***** Data records *****

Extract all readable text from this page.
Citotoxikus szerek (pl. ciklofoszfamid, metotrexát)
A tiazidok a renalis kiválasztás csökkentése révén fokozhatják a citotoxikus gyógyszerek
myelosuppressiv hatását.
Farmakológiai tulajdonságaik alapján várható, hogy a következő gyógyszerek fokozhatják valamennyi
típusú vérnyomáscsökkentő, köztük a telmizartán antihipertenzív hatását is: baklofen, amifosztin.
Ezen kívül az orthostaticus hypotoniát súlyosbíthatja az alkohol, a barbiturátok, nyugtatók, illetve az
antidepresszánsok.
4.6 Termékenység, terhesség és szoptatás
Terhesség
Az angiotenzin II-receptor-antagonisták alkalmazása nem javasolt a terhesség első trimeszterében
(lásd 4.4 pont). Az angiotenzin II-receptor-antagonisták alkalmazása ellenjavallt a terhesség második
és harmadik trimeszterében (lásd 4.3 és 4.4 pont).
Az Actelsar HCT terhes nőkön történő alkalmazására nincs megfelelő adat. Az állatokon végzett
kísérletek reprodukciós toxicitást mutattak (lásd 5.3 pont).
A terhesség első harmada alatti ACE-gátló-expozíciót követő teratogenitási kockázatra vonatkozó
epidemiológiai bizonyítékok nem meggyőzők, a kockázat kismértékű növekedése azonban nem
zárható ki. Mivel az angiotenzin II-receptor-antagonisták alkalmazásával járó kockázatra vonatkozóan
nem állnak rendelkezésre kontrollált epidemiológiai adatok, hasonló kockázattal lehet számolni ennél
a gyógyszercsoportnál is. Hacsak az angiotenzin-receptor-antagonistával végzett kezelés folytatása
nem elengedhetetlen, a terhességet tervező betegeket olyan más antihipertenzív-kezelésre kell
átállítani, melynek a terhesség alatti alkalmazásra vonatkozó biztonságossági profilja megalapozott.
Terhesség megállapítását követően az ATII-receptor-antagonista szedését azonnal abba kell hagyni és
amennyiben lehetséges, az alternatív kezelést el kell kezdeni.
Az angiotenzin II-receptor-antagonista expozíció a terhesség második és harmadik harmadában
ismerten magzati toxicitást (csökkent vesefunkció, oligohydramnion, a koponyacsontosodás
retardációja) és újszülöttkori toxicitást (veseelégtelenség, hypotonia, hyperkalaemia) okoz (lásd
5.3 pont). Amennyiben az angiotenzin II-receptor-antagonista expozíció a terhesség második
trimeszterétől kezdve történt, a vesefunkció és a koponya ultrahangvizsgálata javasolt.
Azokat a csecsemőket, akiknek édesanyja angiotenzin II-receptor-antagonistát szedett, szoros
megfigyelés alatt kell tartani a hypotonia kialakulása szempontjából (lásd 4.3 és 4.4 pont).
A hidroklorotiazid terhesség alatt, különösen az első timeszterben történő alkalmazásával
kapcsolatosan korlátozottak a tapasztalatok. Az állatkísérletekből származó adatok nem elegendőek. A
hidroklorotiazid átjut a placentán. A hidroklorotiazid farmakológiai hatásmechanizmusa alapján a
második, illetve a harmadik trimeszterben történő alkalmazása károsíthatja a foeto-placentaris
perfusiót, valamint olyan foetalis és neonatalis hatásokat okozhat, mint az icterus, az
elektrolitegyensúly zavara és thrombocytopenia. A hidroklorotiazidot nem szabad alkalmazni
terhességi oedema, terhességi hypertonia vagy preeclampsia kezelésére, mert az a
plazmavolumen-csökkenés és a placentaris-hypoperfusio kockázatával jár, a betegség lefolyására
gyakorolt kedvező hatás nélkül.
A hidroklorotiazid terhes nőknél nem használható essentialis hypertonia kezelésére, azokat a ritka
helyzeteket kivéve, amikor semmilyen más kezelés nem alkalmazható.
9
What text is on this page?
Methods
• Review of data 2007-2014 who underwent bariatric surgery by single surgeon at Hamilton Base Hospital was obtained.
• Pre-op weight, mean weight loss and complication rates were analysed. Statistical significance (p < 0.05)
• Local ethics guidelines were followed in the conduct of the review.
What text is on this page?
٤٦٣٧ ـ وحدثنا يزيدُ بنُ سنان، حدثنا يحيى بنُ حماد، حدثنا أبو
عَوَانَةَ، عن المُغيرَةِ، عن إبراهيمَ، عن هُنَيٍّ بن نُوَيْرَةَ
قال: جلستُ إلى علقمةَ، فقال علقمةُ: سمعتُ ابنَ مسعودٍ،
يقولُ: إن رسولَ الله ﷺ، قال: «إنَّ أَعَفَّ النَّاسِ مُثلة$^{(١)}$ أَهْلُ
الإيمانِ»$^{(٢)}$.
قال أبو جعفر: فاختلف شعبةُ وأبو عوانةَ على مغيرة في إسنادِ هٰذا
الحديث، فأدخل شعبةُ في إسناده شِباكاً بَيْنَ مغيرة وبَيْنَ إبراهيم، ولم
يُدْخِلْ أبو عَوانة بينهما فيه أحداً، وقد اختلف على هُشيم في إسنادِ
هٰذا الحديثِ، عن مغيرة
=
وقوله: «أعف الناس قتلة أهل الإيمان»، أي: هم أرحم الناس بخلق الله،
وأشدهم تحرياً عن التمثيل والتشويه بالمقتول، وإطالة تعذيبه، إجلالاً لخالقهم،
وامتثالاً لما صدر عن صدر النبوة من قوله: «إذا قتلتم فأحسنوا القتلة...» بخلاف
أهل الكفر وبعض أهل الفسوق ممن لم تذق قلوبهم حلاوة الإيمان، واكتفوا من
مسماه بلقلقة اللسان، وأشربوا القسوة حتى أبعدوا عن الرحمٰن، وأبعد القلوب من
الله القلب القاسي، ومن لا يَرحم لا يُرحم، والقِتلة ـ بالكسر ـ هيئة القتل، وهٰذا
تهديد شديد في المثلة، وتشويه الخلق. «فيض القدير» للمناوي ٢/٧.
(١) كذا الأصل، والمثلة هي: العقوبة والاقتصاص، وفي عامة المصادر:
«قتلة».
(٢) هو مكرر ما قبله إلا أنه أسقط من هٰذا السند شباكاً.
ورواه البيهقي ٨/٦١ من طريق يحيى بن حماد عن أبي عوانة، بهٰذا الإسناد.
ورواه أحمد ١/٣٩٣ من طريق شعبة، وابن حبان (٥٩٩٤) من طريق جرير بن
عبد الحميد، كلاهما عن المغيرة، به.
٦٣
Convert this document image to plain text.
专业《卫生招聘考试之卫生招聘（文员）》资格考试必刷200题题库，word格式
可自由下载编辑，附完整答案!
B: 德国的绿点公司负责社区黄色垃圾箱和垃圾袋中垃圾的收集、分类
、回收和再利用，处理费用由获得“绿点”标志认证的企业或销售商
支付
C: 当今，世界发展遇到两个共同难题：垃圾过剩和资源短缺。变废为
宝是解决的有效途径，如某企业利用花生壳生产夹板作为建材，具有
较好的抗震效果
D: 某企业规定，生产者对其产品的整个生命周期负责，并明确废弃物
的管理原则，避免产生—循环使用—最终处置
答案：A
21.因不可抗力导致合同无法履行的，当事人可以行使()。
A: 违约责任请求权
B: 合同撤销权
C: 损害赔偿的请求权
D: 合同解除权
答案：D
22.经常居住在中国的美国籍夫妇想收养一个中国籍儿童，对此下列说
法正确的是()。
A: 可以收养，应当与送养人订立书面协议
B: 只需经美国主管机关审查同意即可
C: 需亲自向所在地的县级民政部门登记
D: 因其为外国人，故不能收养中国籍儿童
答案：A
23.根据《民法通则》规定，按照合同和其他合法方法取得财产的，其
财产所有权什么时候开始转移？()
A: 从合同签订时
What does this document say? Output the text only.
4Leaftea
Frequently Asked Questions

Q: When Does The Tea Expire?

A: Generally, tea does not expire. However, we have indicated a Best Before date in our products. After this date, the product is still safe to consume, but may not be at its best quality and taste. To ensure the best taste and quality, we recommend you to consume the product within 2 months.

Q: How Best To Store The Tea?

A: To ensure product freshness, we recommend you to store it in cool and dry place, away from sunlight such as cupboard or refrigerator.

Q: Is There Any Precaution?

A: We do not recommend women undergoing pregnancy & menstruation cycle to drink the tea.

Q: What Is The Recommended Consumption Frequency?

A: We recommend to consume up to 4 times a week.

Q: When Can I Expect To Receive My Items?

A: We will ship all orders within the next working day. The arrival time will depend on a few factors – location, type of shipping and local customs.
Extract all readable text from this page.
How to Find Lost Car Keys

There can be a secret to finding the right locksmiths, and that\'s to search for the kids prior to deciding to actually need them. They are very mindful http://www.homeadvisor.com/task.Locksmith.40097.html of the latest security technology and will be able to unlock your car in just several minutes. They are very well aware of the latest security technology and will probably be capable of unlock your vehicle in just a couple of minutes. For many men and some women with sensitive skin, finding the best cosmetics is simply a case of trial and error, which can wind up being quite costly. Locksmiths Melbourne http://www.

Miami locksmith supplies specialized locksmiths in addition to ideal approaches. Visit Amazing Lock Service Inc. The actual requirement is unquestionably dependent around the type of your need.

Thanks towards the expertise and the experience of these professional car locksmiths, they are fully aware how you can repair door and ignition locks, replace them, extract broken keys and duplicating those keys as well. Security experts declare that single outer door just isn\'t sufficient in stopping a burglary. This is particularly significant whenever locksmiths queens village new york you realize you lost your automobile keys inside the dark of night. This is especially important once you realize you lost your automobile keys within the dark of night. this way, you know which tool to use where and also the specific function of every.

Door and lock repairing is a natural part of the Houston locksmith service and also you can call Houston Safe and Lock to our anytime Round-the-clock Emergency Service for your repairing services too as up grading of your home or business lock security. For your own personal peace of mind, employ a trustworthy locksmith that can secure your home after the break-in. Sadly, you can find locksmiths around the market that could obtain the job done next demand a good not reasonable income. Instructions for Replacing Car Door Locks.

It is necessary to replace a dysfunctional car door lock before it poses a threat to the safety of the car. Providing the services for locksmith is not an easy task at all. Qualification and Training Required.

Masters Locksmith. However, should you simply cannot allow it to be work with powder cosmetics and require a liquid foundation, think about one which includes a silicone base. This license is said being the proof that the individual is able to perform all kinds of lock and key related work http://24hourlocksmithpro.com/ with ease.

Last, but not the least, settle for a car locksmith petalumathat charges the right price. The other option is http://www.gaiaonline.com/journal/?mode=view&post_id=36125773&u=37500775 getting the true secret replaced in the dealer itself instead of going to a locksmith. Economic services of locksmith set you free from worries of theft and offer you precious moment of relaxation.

*****

## What you are asked to do
Identify each line in the entries with the word "ensure" and copy it.

## Task response
A: Generally, tea does not expire. However, we have indicated a Best Before date in our products. After this date, the product is still safe to consume, but may not be at its best quality and taste. To ensure the best taste and quality, we recommend you to consume the product within 2 months.
A: To ensure product freshness, we recommend you to store it in cool and dry place, away from sunlight such as cupboard or refrigerator.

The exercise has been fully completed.